> **Directions**:
Copy out the lines that have "image" in them.

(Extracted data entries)
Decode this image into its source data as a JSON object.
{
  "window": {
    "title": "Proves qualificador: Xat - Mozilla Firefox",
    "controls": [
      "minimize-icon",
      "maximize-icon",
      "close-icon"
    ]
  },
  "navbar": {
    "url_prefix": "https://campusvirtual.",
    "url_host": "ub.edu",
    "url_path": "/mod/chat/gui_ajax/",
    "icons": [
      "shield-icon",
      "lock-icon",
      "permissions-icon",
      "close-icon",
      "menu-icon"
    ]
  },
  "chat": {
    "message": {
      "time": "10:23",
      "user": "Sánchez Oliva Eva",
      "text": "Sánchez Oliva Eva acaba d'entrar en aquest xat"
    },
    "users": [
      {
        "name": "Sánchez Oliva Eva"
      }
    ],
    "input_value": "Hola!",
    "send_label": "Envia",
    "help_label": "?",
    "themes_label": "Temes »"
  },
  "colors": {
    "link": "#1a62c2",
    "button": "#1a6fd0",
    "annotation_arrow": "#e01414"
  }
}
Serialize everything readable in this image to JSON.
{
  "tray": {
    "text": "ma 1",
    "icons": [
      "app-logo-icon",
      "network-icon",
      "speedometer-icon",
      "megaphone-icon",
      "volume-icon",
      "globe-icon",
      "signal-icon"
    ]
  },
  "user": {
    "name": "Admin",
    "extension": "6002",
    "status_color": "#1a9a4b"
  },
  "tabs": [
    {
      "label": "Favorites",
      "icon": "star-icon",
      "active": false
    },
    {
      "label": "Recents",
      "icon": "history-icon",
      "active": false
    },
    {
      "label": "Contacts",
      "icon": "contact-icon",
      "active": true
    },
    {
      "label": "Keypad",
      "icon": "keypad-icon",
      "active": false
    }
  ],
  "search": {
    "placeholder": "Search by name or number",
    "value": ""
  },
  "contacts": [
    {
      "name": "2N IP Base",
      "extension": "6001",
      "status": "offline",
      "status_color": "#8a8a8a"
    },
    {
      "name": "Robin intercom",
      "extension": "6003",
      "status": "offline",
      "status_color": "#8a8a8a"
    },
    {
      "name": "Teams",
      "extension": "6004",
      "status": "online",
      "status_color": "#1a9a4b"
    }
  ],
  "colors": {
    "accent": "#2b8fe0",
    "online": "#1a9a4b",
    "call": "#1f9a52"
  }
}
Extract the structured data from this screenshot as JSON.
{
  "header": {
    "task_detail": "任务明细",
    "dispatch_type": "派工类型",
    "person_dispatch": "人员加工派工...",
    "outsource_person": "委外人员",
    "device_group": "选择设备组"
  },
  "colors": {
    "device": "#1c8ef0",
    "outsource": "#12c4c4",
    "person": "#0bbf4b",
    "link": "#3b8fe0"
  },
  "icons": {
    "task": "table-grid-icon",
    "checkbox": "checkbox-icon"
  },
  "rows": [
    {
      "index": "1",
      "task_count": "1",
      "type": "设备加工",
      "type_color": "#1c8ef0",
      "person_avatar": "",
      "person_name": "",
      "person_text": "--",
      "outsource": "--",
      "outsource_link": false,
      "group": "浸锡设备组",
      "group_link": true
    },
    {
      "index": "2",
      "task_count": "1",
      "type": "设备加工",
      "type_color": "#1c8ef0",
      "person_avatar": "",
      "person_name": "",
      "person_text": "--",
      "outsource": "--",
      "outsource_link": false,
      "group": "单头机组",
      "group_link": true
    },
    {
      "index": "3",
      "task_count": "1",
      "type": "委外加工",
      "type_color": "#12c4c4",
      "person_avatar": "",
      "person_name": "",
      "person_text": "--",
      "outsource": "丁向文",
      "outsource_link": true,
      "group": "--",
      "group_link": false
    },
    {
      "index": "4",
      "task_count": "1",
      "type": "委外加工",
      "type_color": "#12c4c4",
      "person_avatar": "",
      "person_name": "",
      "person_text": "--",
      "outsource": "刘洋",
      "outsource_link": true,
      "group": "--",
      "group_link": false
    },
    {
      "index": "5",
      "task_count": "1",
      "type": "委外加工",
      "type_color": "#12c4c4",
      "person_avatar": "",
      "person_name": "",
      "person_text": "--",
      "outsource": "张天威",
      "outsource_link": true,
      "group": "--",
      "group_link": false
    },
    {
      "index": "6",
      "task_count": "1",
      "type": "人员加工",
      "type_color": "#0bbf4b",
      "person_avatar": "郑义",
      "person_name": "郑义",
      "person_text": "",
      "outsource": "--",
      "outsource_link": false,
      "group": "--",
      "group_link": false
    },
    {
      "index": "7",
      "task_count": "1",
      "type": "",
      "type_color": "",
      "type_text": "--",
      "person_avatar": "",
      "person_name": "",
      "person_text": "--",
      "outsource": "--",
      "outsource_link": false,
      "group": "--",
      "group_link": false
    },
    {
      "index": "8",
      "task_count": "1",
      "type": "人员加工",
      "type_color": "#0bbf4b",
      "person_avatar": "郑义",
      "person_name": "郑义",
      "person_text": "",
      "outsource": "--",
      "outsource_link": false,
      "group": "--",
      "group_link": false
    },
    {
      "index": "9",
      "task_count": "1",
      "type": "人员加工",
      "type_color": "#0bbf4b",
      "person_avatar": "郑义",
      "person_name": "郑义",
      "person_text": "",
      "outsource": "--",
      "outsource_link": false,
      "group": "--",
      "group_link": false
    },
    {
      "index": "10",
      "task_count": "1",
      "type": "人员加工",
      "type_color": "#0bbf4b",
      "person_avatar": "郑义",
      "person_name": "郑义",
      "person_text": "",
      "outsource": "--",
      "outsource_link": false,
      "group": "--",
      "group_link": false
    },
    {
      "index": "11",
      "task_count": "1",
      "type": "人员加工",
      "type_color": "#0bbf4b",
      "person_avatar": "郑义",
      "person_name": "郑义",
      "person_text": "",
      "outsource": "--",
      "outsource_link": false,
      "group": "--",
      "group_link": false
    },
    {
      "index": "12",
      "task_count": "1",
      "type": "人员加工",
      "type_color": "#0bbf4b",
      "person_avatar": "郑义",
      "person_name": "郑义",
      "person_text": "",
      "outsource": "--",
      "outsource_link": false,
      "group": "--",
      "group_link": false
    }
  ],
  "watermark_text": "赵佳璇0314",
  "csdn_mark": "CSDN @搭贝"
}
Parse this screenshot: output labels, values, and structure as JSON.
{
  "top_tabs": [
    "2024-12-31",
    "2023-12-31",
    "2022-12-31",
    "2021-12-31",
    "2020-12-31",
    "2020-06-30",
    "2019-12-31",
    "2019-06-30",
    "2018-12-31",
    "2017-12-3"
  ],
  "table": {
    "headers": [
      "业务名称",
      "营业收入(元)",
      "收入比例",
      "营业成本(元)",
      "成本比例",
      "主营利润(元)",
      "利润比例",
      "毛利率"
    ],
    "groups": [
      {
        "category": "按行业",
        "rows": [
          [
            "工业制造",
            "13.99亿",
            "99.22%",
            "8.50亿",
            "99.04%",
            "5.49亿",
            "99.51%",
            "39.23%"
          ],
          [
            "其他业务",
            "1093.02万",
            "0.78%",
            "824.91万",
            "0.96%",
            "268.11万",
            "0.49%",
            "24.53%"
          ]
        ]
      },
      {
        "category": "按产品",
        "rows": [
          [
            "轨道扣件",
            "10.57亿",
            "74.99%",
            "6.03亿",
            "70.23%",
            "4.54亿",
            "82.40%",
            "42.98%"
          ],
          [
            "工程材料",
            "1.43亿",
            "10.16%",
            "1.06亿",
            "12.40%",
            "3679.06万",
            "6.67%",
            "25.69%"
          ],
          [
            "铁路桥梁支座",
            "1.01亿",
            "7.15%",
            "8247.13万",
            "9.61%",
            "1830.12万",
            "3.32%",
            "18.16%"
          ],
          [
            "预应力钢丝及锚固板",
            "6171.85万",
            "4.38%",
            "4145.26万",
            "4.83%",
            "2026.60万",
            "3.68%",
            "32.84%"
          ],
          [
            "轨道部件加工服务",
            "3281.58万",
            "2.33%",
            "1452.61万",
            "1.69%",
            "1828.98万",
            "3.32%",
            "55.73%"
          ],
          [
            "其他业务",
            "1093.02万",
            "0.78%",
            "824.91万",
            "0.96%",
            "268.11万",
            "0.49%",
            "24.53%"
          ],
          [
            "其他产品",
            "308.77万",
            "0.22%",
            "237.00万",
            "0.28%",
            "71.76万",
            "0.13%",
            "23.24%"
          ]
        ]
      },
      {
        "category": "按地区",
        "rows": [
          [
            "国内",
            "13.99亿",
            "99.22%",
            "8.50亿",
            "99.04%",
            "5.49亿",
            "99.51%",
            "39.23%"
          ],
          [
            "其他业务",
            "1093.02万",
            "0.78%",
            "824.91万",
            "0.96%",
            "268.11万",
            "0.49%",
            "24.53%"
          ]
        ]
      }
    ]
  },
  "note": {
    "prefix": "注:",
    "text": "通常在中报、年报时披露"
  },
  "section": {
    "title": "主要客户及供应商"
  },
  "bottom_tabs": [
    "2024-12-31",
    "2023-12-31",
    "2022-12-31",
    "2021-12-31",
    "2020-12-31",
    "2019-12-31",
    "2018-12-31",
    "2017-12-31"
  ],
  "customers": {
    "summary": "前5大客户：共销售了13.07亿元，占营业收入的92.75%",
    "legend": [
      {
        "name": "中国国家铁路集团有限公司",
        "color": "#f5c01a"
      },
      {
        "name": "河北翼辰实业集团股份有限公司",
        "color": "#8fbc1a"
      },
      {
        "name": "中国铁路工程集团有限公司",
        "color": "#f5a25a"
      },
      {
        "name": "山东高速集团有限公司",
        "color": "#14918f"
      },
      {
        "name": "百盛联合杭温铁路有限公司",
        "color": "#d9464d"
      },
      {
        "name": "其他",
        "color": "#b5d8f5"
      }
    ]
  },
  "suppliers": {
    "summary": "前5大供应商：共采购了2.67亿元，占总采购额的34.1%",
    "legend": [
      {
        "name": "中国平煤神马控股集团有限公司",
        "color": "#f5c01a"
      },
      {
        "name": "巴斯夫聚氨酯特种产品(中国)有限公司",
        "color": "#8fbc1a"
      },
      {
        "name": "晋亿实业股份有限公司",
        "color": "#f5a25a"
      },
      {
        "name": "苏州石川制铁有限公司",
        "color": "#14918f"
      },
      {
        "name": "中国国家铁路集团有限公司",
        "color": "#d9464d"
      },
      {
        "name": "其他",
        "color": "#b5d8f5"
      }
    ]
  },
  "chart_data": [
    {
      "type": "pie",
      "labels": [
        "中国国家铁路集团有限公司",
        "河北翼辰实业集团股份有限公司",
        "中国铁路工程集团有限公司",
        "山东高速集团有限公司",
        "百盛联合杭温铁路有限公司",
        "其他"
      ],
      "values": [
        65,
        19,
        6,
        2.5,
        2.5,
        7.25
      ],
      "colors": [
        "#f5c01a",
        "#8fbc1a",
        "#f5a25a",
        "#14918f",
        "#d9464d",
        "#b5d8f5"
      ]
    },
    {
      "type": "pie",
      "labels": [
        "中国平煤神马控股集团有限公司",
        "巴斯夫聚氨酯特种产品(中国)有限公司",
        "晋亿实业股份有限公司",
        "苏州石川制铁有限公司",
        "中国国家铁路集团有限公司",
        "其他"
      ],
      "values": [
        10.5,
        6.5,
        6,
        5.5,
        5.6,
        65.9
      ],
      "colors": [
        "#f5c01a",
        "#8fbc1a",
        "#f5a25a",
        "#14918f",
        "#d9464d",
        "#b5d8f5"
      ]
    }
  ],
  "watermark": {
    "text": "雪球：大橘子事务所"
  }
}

> **Answer in full**:
Decode this image into its source data as a JSON object.
Serialize everything readable in this image to JSON.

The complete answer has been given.